**Objective:** Look through the records below and collect all lines that hold the string "Move".

** BEGIN Information supplied **

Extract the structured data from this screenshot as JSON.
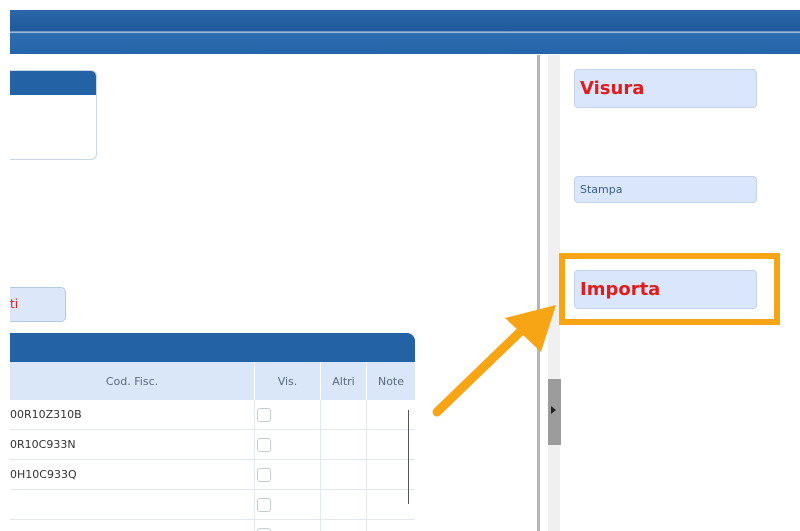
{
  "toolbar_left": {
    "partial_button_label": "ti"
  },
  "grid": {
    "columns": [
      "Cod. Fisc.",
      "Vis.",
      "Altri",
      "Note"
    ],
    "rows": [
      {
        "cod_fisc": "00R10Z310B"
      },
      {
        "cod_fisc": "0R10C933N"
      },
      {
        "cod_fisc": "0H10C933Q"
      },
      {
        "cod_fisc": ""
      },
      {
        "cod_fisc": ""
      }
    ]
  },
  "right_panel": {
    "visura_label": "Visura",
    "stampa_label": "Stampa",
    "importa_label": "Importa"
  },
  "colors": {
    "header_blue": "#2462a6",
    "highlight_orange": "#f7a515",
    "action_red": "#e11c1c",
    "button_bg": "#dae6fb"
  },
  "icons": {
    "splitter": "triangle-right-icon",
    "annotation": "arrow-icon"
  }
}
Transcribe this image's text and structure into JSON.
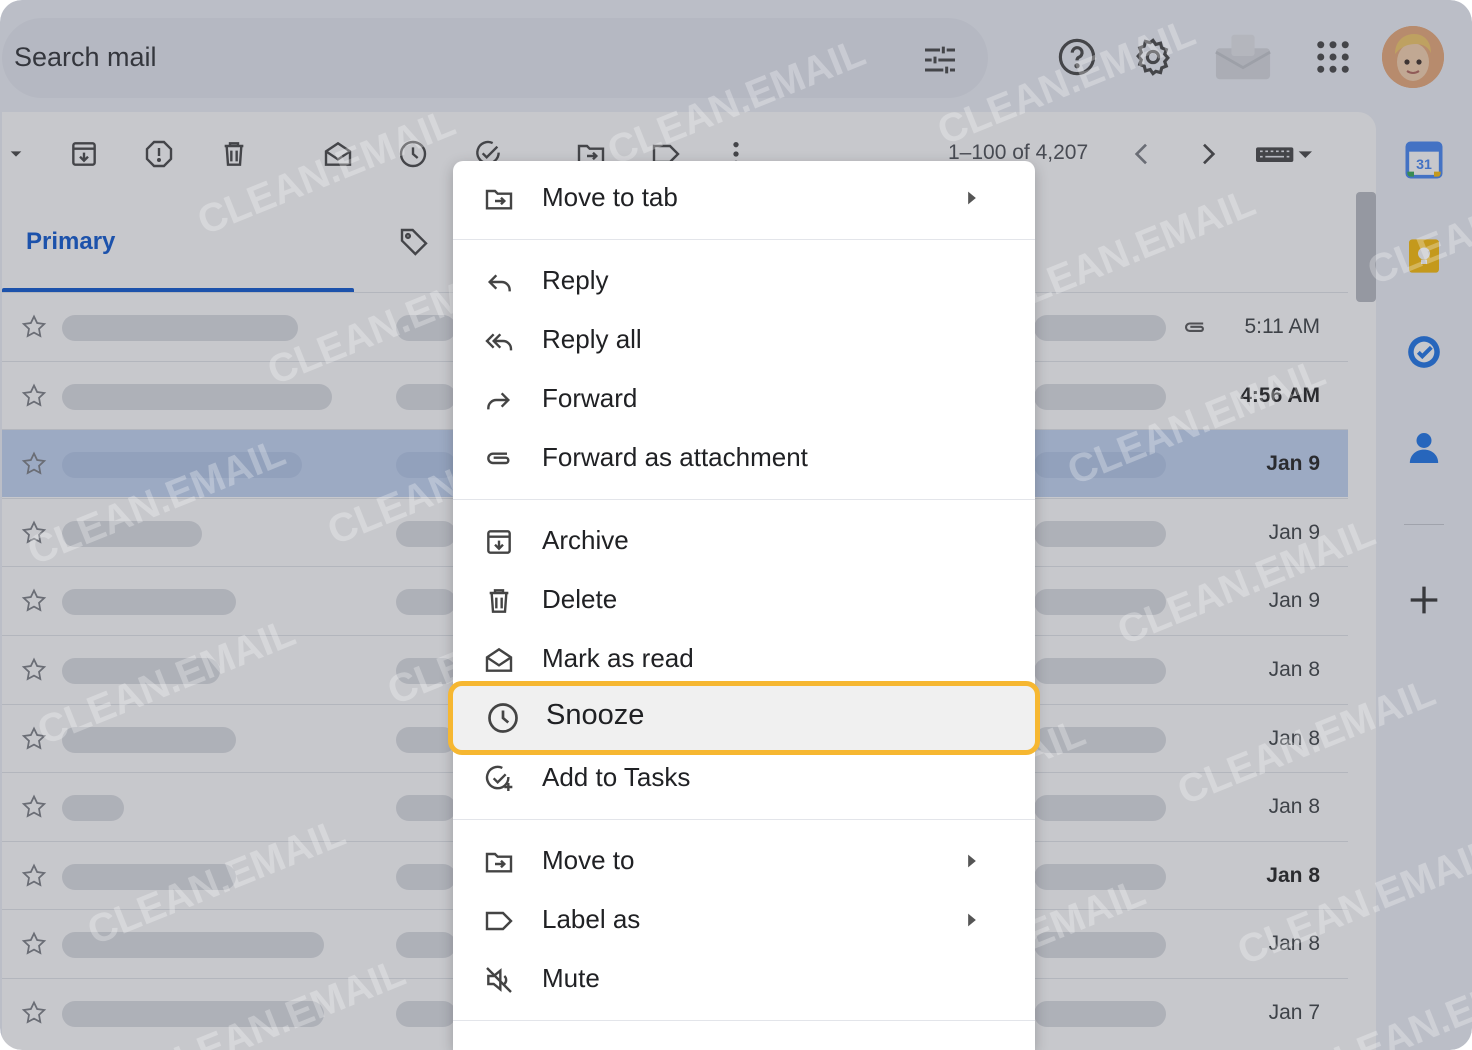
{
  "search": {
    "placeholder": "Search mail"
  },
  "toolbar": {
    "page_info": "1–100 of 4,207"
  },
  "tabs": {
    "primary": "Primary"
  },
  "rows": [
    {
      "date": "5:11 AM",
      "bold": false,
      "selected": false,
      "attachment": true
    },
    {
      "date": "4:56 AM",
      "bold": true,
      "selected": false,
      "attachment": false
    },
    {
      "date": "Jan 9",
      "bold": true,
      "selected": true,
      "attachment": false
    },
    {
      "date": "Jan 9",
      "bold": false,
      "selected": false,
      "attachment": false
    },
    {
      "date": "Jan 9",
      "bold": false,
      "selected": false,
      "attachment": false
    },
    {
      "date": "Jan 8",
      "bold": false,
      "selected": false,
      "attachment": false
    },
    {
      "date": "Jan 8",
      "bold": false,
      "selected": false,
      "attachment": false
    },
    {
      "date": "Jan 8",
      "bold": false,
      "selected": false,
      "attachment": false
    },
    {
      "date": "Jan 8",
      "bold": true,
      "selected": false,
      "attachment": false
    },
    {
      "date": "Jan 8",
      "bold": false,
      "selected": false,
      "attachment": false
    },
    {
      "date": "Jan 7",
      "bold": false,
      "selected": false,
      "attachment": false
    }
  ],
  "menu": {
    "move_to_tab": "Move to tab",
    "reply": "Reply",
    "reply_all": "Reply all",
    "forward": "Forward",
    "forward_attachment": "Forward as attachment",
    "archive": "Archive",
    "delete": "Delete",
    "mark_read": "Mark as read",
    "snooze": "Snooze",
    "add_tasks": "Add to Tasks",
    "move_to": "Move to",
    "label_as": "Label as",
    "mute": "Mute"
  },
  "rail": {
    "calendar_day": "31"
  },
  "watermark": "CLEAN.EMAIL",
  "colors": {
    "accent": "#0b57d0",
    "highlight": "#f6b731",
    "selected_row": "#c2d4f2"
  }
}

** END Information supplied **
** BEGIN Information supplied **

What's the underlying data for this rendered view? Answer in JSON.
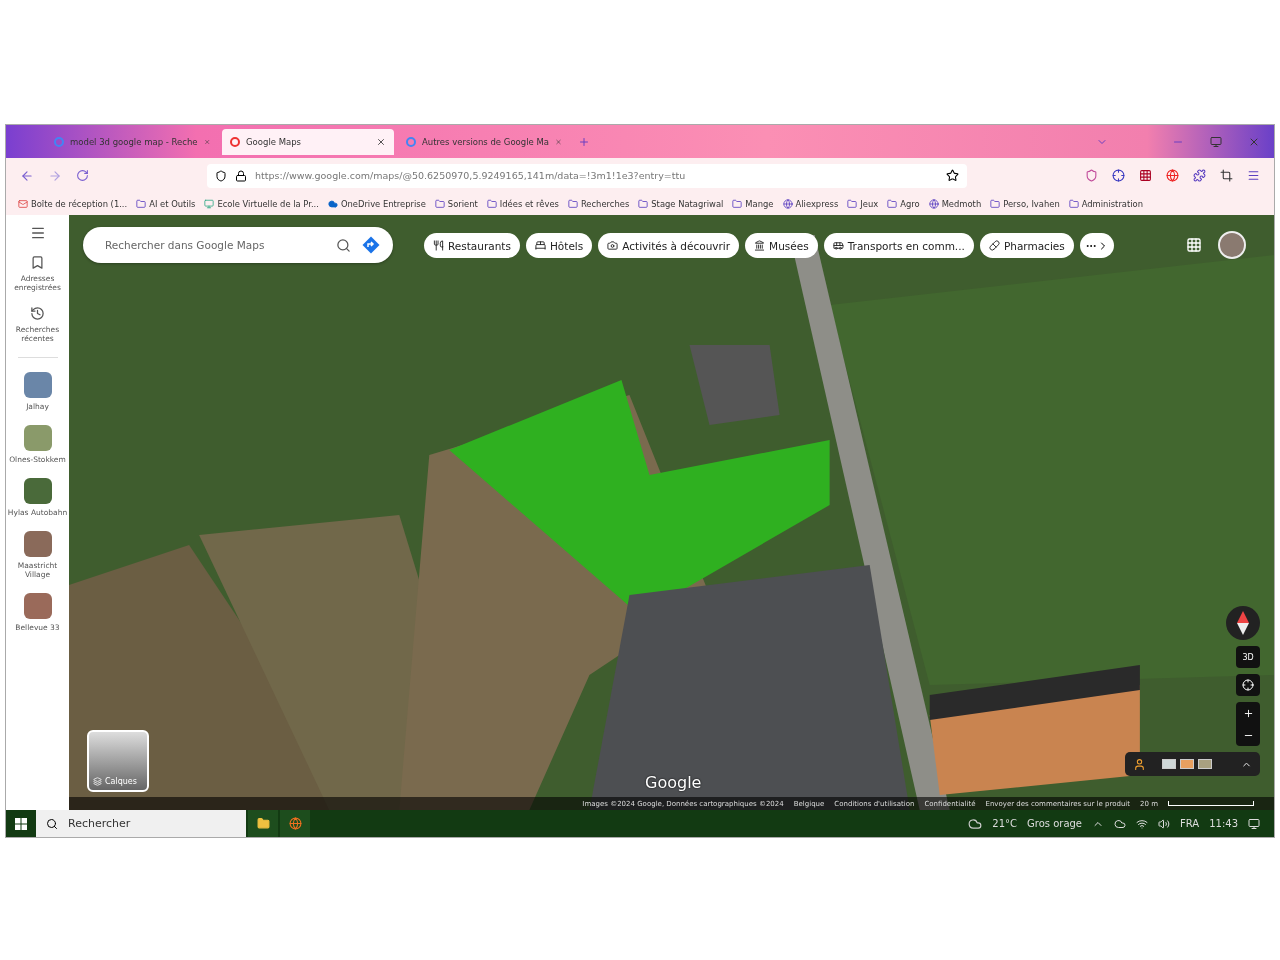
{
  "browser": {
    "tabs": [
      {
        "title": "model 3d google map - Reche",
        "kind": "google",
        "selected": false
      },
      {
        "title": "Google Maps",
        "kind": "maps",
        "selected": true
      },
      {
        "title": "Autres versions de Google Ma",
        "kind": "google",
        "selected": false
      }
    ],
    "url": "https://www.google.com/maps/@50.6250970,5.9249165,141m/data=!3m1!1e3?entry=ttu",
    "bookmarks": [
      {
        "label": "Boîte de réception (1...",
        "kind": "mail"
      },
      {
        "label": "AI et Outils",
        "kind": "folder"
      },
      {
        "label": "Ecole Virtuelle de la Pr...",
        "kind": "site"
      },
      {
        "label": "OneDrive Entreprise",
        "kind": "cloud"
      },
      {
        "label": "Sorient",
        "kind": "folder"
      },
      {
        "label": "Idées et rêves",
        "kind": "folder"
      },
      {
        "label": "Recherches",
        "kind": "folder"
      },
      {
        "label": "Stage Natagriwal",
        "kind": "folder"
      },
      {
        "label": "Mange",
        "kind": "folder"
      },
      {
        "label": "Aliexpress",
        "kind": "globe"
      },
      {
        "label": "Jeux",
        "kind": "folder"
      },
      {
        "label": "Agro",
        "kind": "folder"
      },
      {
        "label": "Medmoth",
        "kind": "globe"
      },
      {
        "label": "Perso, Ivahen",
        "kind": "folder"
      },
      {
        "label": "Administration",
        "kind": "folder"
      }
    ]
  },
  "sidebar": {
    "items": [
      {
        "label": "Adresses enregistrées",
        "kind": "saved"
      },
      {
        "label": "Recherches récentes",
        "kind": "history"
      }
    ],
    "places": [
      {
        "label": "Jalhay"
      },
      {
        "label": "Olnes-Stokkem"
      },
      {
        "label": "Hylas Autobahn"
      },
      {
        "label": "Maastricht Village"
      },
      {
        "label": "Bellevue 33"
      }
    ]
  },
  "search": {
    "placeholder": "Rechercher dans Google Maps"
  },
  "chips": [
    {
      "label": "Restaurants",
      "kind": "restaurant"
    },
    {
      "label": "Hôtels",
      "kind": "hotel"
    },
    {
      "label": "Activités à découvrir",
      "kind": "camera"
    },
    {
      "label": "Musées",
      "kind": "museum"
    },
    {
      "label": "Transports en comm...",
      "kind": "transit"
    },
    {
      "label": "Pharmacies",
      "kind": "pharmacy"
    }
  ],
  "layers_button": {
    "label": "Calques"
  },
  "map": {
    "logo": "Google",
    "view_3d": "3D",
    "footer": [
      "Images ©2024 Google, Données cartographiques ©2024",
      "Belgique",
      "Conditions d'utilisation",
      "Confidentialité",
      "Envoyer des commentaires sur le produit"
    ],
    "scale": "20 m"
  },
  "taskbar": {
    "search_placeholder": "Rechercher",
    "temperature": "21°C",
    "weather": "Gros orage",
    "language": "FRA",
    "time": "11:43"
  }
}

** END Information supplied **
** BEGIN Information supplied **

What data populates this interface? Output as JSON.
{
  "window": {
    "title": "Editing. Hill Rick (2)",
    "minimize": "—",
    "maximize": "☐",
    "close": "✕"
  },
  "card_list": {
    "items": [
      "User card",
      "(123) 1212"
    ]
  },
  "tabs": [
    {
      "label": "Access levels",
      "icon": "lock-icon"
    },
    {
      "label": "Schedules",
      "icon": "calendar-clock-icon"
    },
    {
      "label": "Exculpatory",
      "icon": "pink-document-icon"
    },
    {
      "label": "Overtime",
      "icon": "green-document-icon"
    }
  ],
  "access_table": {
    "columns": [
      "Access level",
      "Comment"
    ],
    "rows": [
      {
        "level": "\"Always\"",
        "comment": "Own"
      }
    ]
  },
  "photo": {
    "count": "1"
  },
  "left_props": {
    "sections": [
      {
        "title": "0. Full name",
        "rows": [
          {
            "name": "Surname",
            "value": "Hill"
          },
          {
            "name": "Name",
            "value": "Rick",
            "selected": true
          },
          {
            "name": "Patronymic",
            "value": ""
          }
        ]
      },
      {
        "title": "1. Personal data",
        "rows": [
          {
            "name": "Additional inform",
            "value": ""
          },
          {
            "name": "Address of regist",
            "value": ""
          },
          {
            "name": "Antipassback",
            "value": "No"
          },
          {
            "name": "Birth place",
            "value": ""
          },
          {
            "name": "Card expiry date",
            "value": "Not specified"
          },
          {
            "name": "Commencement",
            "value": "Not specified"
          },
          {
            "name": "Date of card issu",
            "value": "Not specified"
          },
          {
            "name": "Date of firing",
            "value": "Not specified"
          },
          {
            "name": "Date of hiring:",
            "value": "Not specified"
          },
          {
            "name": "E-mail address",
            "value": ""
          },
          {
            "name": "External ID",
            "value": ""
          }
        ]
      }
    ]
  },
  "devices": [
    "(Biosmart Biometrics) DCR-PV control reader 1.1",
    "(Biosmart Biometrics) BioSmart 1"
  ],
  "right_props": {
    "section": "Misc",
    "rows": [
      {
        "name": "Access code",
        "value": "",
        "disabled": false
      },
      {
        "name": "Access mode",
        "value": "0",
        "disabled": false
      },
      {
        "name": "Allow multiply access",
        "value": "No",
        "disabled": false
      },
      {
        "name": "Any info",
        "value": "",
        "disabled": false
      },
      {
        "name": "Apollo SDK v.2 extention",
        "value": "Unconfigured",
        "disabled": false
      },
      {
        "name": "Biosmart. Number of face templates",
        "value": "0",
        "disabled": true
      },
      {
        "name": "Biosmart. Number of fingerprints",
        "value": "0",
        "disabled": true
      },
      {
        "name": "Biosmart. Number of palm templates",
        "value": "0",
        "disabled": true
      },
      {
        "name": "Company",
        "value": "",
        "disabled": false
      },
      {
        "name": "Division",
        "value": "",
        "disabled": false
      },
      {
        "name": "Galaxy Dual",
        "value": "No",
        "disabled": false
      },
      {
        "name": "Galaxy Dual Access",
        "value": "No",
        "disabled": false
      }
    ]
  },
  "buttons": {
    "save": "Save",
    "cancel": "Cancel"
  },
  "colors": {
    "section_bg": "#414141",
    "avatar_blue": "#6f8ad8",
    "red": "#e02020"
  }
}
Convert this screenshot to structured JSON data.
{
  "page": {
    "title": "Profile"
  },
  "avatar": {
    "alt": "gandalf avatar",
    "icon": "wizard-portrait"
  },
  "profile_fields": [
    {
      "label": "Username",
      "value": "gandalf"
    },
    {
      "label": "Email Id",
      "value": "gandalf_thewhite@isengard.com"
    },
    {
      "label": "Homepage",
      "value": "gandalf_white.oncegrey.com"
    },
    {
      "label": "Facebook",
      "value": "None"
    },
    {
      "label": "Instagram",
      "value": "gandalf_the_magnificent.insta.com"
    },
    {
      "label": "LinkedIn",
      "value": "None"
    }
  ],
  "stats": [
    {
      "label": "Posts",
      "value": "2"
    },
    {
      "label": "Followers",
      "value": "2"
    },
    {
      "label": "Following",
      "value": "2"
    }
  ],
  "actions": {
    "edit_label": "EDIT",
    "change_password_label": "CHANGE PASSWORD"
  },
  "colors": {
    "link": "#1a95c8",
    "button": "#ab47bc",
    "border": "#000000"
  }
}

** END Information supplied **

**Expected answer:**
    "move_to_tab": "Move to tab",
    "move_to": "Move to",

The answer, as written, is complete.